WHAT YOU HAVE TO DO:
In the data, extract each line that holds the string "more".

#### RECORDS FOR THE TASK ####

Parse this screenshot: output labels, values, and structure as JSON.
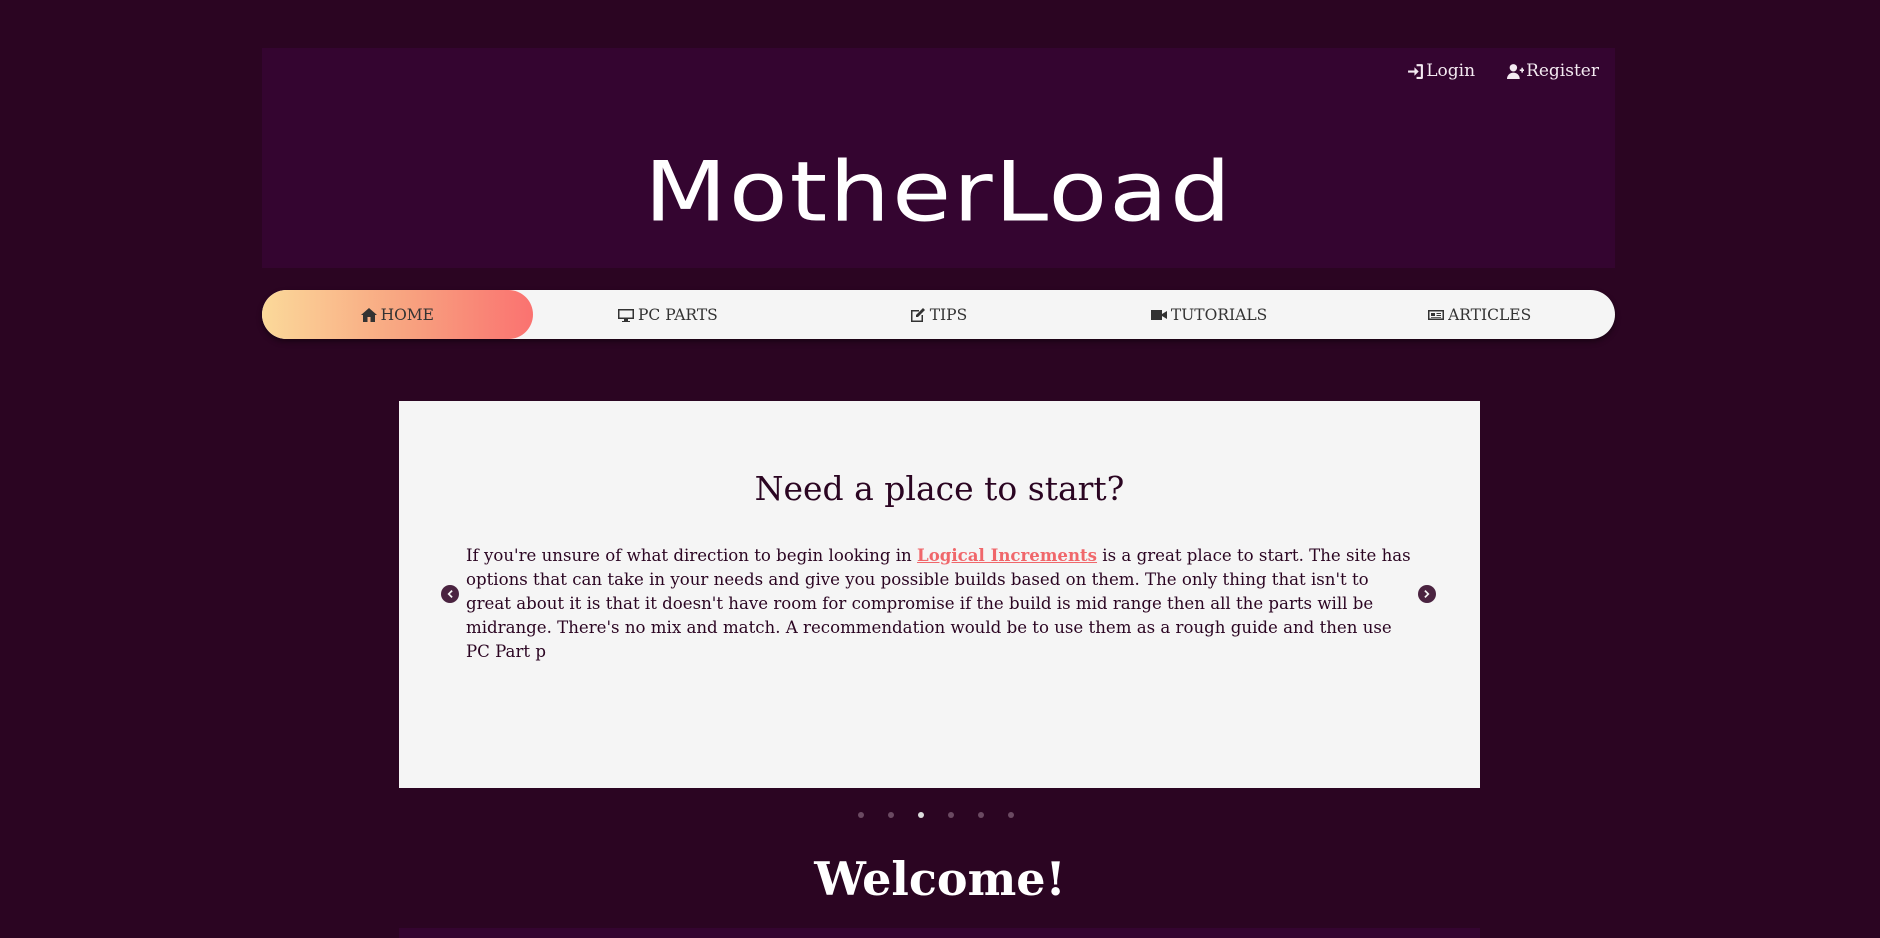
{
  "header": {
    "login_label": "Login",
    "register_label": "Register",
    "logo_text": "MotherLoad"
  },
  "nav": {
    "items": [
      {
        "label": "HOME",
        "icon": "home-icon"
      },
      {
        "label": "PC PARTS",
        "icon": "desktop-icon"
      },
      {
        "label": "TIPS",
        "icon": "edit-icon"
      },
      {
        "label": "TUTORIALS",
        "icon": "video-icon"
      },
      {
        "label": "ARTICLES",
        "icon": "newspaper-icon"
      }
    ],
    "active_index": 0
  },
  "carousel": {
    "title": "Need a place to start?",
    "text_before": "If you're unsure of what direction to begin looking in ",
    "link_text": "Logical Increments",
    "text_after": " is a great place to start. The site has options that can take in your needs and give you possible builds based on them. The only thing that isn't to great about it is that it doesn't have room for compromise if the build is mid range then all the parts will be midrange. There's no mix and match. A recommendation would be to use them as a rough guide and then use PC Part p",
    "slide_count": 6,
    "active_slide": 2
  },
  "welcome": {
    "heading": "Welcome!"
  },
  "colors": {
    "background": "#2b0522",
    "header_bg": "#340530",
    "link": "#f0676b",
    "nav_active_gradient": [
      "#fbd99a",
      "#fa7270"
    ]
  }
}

####
#### RECORDS FOR THE TASK ####

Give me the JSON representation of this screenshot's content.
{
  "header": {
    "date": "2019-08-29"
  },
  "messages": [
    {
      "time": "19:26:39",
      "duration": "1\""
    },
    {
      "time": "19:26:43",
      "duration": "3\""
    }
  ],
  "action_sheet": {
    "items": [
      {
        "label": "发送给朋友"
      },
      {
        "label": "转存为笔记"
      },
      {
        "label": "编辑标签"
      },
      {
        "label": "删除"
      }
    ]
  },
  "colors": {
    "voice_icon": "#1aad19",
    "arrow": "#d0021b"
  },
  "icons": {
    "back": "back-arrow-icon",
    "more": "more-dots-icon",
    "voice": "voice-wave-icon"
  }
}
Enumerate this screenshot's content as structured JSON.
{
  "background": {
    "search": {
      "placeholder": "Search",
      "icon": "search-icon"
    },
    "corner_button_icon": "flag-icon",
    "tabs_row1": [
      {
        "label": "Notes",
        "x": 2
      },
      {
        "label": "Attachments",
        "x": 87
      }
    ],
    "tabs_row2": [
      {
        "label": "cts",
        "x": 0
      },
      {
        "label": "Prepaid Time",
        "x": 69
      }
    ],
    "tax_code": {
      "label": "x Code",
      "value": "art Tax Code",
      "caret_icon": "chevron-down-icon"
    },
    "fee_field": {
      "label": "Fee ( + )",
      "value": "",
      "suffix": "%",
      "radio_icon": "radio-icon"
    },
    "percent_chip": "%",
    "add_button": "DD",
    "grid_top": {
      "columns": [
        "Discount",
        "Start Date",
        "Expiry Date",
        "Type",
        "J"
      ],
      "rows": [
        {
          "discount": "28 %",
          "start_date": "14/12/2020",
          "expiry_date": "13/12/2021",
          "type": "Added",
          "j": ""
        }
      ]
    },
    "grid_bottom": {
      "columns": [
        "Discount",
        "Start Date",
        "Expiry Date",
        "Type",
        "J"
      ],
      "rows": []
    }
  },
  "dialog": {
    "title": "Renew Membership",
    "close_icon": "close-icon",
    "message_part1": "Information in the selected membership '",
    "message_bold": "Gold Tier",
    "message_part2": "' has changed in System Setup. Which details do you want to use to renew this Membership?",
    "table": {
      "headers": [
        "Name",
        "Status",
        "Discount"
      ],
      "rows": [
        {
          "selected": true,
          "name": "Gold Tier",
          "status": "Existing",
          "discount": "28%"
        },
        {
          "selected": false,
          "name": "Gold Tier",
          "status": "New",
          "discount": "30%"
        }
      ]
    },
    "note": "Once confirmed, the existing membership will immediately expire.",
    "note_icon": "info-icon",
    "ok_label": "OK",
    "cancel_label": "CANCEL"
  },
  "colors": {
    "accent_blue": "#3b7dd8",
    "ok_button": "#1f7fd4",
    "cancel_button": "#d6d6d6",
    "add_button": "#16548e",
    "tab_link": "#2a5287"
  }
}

####
#### RECORDS FOR THE TASK ####

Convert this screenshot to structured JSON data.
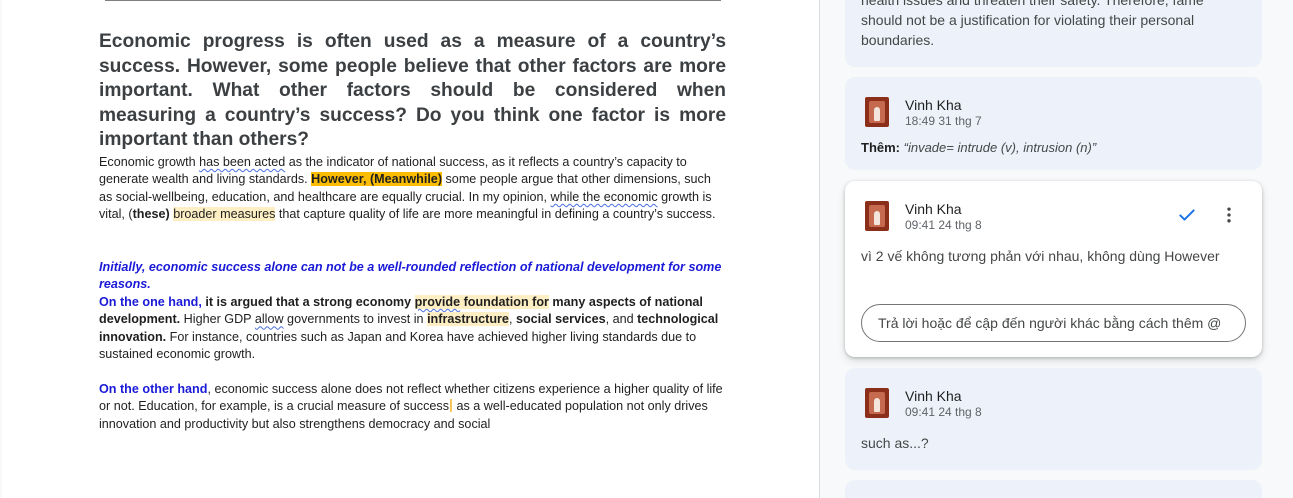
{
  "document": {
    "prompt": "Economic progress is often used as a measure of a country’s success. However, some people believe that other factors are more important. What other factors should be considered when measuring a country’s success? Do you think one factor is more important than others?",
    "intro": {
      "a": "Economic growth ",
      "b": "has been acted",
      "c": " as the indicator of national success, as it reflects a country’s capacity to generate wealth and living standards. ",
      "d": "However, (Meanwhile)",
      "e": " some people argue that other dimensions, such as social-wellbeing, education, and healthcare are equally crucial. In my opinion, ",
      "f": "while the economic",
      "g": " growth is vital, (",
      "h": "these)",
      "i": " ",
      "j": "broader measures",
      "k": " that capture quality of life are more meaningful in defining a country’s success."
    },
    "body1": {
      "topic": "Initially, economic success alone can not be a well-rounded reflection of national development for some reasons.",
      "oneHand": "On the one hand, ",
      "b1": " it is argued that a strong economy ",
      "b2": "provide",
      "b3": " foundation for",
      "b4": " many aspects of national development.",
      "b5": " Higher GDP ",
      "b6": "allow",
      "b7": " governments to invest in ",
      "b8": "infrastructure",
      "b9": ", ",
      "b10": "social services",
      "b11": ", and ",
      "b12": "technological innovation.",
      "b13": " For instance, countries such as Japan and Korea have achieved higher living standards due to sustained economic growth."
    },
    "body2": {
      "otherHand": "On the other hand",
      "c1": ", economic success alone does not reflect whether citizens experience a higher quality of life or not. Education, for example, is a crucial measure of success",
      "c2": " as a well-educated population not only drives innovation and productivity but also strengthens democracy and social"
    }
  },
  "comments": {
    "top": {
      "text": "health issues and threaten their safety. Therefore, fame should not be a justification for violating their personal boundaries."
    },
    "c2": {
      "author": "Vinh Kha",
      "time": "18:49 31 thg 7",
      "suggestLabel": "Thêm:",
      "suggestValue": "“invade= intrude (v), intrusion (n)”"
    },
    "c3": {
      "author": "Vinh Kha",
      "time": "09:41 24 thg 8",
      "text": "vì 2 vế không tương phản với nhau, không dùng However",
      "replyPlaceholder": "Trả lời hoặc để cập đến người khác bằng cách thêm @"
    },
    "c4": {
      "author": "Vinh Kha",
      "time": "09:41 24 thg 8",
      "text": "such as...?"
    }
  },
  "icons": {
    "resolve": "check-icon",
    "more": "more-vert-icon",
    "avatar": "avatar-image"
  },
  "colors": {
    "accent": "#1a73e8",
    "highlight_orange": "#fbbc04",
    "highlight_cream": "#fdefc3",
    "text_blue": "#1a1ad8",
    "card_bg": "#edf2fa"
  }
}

####

COMPLETE RESPONSE:
    "more": "more-dots-icon",
    "prompt": "Economic progress is often used as a measure of a country’s success. However, some people believe that other factors are more important. What other factors should be considered when measuring a country’s success? Do you think one factor is more important than others?",
      "k": " that capture quality of life are more meaningful in defining a country’s success."
    "more": "more-vert-icon",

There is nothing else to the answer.